Records from a dataset
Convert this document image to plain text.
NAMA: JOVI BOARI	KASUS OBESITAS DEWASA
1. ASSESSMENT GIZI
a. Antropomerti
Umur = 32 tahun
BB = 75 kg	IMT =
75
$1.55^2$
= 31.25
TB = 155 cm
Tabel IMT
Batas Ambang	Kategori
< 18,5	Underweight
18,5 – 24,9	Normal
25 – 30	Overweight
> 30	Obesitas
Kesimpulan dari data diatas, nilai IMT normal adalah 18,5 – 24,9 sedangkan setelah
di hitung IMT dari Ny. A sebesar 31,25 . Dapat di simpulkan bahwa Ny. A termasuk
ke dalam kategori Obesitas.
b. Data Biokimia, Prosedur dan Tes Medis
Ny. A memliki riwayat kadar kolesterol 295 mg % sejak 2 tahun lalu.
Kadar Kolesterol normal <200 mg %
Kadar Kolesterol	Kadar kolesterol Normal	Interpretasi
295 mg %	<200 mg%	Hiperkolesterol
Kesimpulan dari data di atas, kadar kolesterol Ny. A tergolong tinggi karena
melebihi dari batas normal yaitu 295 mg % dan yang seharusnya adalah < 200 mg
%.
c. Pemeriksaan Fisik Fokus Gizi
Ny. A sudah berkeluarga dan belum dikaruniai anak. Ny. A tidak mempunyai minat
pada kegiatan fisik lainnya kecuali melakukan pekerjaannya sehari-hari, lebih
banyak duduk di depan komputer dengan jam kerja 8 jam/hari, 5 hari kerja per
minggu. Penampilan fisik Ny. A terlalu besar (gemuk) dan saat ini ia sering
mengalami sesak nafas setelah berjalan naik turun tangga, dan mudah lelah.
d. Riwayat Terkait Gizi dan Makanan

WHAT TO DO:
Report each line in the preceding entries that holds the string "tahun".

EXERCISE RESPONSE:
Umur = 32 tahun
Ny. A memliki riwayat kadar kolesterol 295 mg % sejak 2 tahun lalu.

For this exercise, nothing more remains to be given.